GOAL ▸
Using the listing below, extract each line that has the word "Time" in it.

GIVEN DATA ▸
· · ·
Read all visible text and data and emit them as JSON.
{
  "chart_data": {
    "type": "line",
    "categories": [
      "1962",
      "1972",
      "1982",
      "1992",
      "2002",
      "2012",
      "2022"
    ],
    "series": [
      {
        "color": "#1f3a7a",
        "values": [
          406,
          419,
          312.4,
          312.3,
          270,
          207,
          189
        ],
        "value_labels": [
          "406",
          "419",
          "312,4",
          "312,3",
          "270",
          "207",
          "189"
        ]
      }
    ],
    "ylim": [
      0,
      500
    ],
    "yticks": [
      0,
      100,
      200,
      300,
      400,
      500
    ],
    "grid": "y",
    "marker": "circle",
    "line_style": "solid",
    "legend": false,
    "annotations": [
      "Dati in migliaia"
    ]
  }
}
· · ·
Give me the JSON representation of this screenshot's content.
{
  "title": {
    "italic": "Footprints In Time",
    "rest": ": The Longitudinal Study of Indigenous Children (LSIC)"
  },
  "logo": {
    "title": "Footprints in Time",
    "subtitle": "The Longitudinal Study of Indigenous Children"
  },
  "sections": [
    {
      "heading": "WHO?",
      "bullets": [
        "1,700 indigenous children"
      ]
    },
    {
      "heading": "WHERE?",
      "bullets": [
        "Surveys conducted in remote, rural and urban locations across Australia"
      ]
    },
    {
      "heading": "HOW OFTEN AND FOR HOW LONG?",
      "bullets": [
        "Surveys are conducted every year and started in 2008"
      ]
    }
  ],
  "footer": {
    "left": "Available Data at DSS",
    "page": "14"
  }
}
· · ·
EXERCISE SOLUTION ▸
    "italic": "Footprints In Time",
    "title": "Footprints in Time",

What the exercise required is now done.